**Records for the task:**
================

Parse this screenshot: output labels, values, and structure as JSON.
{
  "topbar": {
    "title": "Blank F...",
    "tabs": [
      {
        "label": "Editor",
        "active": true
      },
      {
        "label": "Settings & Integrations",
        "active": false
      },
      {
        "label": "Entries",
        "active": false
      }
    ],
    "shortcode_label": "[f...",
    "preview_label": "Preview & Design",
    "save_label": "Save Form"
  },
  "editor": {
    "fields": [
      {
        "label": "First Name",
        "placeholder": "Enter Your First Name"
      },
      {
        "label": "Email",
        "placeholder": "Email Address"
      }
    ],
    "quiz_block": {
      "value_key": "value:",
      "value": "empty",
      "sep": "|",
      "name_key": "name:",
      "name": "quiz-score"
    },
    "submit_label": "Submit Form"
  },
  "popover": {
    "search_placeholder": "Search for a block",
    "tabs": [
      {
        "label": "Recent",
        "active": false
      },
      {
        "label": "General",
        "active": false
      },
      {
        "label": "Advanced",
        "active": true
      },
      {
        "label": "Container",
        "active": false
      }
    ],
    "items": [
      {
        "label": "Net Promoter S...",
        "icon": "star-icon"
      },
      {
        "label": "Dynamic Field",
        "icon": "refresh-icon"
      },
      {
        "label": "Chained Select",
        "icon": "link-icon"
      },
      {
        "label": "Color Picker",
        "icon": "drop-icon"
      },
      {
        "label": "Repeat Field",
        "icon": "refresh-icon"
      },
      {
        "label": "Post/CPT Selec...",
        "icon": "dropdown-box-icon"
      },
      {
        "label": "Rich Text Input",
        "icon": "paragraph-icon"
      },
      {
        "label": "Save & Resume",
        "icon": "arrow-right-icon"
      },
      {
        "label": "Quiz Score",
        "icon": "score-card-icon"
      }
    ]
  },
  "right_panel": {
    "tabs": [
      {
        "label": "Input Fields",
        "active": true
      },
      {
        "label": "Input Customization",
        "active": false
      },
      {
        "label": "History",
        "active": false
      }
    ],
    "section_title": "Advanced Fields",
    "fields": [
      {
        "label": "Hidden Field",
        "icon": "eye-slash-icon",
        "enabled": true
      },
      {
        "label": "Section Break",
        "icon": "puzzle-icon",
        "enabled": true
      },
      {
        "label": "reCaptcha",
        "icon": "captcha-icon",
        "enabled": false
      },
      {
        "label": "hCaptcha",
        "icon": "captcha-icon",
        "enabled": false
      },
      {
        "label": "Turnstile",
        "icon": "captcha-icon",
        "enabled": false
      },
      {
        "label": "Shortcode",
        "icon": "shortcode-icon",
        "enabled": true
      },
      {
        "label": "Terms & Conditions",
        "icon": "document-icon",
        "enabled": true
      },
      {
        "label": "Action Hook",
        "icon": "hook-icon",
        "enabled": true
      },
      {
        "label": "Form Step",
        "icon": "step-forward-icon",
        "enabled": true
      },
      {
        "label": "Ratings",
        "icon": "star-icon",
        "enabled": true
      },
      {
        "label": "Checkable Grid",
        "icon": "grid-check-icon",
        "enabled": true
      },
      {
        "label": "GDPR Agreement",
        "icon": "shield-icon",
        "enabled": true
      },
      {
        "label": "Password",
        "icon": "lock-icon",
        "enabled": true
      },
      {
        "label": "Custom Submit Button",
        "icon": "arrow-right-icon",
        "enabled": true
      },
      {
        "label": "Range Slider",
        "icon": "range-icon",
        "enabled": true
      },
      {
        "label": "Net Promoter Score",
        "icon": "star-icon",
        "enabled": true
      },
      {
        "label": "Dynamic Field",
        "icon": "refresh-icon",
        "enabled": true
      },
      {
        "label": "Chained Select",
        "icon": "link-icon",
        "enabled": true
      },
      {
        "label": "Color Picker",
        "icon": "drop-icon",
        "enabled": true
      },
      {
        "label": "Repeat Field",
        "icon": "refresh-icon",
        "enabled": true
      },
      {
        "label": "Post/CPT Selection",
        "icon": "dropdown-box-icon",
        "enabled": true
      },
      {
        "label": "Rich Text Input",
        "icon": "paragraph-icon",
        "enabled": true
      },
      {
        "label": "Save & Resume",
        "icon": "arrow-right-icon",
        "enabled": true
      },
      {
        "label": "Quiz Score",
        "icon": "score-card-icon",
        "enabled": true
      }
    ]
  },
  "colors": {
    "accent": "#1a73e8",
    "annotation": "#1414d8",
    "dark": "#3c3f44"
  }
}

================

Copy the records above exactly as they appear.

**Output of the exercise:**
Parse this screenshot: output labels, values, and structure as JSON.
{
  "topbar": {
    "title": "Blank F...",
    "tabs": [
      {
        "label": "Editor",
        "active": true
      },
      {
        "label": "Settings & Integrations",
        "active": false
      },
      {
        "label": "Entries",
        "active": false
      }
    ],
    "shortcode_label": "[f...",
    "preview_label": "Preview & Design",
    "save_label": "Save Form"
  },
  "editor": {
    "fields": [
      {
        "label": "First Name",
        "placeholder": "Enter Your First Name"
      },
      {
        "label": "Email",
        "placeholder": "Email Address"
      }
    ],
    "quiz_block": {
      "value_key": "value:",
      "value": "empty",
      "sep": "|",
      "name_key": "name:",
      "name": "quiz-score"
    },
    "submit_label": "Submit Form"
  },
  "popover": {
    "search_placeholder": "Search for a block",
    "tabs": [
      {
        "label": "Recent",
        "active": false
      },
      {
        "label": "General",
        "active": false
      },
      {
        "label": "Advanced",
        "active": true
      },
      {
        "label": "Container",
        "active": false
      }
    ],
    "items": [
      {
        "label": "Net Promoter S...",
        "icon": "star-icon"
      },
      {
        "label": "Dynamic Field",
        "icon": "refresh-icon"
      },
      {
        "label": "Chained Select",
        "icon": "link-icon"
      },
      {
        "label": "Color Picker",
        "icon": "drop-icon"
      },
      {
        "label": "Repeat Field",
        "icon": "refresh-icon"
      },
      {
        "label": "Post/CPT Selec...",
        "icon": "dropdown-box-icon"
      },
      {
        "label": "Rich Text Input",
        "icon": "paragraph-icon"
      },
      {
        "label": "Save & Resume",
        "icon": "arrow-right-icon"
      },
      {
        "label": "Quiz Score",
        "icon": "score-card-icon"
      }
    ]
  },
  "right_panel": {
    "tabs": [
      {
        "label": "Input Fields",
        "active": true
      },
      {
        "label": "Input Customization",
        "active": false
      },
      {
        "label": "History",
        "active": false
      }
    ],
    "section_title": "Advanced Fields",
    "fields": [
      {
        "label": "Hidden Field",
        "icon": "eye-slash-icon",
        "enabled": true
      },
      {
        "label": "Section Break",
        "icon": "puzzle-icon",
        "enabled": true
      },
      {
        "label": "reCaptcha",
        "icon": "captcha-icon",
        "enabled": false
      },
      {
        "label": "hCaptcha",
        "icon": "captcha-icon",
        "enabled": false
      },
      {
        "label": "Turnstile",
        "icon": "captcha-icon",
        "enabled": false
      },
      {
        "label": "Shortcode",
        "icon": "shortcode-icon",
        "enabled": true
      },
      {
        "label": "Terms & Conditions",
        "icon": "document-icon",
        "enabled": true
      },
      {
        "label": "Action Hook",
        "icon": "hook-icon",
        "enabled": true
      },
      {
        "label": "Form Step",
        "icon": "step-forward-icon",
        "enabled": true
      },
      {
        "label": "Ratings",
        "icon": "star-icon",
        "enabled": true
      },
      {
        "label": "Checkable Grid",
        "icon": "grid-check-icon",
        "enabled": true
      },
      {
        "label": "GDPR Agreement",
        "icon": "shield-icon",
        "enabled": true
      },
      {
        "label": "Password",
        "icon": "lock-icon",
        "enabled": true
      },
      {
        "label": "Custom Submit Button",
        "icon": "arrow-right-icon",
        "enabled": true
      },
      {
        "label": "Range Slider",
        "icon": "range-icon",
        "enabled": true
      },
      {
        "label": "Net Promoter Score",
        "icon": "star-icon",
        "enabled": true
      },
      {
        "label": "Dynamic Field",
        "icon": "refresh-icon",
        "enabled": true
      },
      {
        "label": "Chained Select",
        "icon": "link-icon",
        "enabled": true
      },
      {
        "label": "Color Picker",
        "icon": "drop-icon",
        "enabled": true
      },
      {
        "label": "Repeat Field",
        "icon": "refresh-icon",
        "enabled": true
      },
      {
        "label": "Post/CPT Selection",
        "icon": "dropdown-box-icon",
        "enabled": true
      },
      {
        "label": "Rich Text Input",
        "icon": "paragraph-icon",
        "enabled": true
      },
      {
        "label": "Save & Resume",
        "icon": "arrow-right-icon",
        "enabled": true
      },
      {
        "label": "Quiz Score",
        "icon": "score-card-icon",
        "enabled": true
      }
    ]
  },
  "colors": {
    "accent": "#1a73e8",
    "annotation": "#1414d8",
    "dark": "#3c3f44"
  }
}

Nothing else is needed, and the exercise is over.